**Work instructions**
Among the records below, find each line that includes the string "name" and copy it.

[Stored entries]
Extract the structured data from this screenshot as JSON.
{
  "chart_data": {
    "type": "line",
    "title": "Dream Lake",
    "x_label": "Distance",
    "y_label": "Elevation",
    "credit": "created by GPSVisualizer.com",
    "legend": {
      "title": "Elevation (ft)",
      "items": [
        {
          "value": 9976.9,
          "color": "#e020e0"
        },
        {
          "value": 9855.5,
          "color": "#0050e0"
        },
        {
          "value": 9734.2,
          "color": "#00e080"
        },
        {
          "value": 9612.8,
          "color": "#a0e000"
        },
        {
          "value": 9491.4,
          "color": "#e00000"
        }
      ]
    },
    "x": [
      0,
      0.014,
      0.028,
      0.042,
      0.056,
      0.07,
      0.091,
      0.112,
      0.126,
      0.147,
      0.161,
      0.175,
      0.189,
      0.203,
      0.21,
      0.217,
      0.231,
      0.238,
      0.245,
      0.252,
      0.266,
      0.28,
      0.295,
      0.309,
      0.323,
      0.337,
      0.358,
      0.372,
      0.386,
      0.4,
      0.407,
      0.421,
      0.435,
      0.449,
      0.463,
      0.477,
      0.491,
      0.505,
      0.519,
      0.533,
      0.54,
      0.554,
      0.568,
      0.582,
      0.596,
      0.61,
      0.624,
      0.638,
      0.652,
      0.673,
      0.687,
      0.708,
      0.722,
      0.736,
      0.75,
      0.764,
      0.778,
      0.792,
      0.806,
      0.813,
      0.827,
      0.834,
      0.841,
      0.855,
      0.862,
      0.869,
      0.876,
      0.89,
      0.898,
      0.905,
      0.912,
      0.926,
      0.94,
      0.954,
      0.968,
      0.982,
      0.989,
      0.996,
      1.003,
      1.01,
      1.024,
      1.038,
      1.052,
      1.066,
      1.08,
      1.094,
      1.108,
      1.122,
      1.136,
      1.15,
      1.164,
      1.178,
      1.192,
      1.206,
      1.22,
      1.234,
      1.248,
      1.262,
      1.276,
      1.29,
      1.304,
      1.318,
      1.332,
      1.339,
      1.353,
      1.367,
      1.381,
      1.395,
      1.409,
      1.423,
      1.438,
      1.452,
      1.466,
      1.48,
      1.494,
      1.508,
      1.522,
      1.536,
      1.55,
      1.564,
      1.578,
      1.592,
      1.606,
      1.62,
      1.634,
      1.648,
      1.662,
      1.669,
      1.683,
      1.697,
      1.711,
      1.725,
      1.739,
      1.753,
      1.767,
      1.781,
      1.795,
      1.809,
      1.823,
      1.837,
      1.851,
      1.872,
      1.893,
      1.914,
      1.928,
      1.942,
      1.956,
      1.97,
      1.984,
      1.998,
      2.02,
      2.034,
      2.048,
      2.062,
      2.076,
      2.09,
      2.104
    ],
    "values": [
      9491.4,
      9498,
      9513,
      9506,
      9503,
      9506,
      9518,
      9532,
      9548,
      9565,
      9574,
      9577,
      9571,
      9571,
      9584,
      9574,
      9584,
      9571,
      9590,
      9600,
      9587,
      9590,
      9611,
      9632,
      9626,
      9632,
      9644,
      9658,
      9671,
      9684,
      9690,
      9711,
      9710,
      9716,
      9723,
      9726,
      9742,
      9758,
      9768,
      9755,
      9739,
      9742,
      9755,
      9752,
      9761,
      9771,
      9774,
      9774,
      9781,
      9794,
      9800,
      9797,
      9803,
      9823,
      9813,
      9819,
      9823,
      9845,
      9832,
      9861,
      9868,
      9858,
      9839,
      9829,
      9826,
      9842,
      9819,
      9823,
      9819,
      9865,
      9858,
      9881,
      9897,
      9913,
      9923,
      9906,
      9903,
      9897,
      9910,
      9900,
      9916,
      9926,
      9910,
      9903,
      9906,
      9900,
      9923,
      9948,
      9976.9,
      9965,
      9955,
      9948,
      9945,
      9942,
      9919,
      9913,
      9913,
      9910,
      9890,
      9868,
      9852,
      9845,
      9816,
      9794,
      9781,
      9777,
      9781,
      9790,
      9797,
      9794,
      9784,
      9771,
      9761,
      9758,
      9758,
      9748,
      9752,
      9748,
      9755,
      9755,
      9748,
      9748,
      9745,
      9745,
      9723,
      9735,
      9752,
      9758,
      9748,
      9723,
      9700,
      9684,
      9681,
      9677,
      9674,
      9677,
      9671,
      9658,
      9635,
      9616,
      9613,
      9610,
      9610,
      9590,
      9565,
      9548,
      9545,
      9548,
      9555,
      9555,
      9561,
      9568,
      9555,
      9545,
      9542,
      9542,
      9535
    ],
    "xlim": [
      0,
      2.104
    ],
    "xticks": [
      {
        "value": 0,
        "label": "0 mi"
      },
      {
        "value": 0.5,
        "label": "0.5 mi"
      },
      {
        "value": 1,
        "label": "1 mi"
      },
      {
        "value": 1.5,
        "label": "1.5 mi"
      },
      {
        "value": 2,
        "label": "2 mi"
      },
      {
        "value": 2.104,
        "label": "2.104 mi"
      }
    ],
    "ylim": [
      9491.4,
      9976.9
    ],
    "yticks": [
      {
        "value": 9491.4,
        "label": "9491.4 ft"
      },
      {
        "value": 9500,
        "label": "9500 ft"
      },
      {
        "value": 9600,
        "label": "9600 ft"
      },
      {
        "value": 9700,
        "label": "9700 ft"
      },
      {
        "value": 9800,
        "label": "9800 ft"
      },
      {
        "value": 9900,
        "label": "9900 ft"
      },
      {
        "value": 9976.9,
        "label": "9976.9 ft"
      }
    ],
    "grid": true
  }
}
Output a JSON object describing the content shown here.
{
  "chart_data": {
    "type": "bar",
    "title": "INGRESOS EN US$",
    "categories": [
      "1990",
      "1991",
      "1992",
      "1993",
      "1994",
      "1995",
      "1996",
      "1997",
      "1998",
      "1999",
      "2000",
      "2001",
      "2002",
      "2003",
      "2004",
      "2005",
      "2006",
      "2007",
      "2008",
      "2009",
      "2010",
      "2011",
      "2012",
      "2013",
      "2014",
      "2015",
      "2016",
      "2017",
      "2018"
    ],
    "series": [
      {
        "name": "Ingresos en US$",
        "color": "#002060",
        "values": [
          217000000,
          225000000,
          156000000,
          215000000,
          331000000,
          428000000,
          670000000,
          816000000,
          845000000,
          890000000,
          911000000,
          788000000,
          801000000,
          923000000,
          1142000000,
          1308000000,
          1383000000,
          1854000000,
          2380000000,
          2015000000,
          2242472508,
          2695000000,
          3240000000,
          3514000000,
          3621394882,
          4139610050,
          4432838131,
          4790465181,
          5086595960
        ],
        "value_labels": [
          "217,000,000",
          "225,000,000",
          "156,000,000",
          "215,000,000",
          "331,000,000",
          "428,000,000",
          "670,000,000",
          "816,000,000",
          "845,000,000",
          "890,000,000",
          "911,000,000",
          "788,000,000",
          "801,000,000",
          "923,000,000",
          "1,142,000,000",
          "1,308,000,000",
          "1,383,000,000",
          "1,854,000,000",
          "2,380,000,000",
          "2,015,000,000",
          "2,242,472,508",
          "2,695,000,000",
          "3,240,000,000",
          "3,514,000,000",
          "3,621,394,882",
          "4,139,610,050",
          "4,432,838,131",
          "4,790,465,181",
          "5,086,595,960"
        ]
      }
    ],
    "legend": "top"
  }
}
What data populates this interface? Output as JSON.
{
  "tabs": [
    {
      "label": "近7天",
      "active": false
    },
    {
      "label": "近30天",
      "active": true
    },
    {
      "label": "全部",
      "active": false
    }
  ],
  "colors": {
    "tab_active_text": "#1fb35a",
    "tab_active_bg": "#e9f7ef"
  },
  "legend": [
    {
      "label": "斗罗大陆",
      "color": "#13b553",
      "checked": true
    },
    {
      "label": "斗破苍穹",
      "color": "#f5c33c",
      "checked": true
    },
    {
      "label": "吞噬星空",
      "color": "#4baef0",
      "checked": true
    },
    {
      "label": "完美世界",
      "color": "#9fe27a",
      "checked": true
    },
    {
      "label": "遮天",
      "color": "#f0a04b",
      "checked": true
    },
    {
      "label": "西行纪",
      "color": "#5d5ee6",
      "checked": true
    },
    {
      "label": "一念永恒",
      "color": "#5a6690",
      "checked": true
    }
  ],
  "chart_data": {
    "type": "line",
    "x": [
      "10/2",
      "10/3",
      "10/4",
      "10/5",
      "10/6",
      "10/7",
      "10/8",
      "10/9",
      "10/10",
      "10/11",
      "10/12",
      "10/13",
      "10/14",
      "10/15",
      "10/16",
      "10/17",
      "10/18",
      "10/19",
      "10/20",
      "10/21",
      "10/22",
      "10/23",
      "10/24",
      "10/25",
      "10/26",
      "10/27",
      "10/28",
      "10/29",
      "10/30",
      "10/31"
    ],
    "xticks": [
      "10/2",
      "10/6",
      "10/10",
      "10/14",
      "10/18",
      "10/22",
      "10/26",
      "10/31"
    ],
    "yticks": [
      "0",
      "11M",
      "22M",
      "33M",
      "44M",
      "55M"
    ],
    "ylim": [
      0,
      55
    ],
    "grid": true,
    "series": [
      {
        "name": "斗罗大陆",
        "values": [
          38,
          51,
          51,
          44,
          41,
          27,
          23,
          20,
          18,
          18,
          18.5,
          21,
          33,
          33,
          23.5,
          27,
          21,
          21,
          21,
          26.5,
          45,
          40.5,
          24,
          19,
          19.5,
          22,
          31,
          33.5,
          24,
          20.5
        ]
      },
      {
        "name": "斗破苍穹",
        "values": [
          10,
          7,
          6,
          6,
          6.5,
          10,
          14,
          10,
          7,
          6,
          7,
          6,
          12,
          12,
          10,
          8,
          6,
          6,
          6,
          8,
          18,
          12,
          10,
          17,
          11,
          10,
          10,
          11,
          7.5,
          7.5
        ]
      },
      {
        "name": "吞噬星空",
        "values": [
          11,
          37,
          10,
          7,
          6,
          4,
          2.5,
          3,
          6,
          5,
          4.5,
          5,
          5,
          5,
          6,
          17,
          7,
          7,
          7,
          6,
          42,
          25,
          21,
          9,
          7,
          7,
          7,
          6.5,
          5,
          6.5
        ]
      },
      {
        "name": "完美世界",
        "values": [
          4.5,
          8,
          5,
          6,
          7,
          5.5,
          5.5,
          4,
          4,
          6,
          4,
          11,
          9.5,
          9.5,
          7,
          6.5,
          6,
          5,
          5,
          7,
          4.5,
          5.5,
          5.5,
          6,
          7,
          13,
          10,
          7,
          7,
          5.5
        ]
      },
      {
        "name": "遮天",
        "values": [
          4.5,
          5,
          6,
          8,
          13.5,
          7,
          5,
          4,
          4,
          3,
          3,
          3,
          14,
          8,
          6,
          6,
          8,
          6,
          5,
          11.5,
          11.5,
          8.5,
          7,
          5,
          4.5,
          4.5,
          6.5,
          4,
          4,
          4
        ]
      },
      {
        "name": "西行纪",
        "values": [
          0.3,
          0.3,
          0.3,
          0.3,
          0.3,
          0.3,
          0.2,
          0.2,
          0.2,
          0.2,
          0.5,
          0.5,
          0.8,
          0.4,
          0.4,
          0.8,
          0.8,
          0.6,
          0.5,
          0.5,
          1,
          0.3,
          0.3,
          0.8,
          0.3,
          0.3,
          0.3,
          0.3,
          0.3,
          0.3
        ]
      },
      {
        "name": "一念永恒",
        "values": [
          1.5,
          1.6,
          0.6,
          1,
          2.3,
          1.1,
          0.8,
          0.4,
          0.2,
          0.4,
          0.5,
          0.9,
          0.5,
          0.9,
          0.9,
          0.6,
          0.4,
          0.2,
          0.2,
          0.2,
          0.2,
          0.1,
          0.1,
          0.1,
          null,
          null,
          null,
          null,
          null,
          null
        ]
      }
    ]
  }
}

**Full response**
        "name": "Ingresos en US$",
        "name": "斗罗大陆",
        "name": "斗破苍穹",
        "name": "吞噬星空",
        "name": "完美世界",
        "name": "遮天",
        "name": "西行纪",
        "name": "一念永恒",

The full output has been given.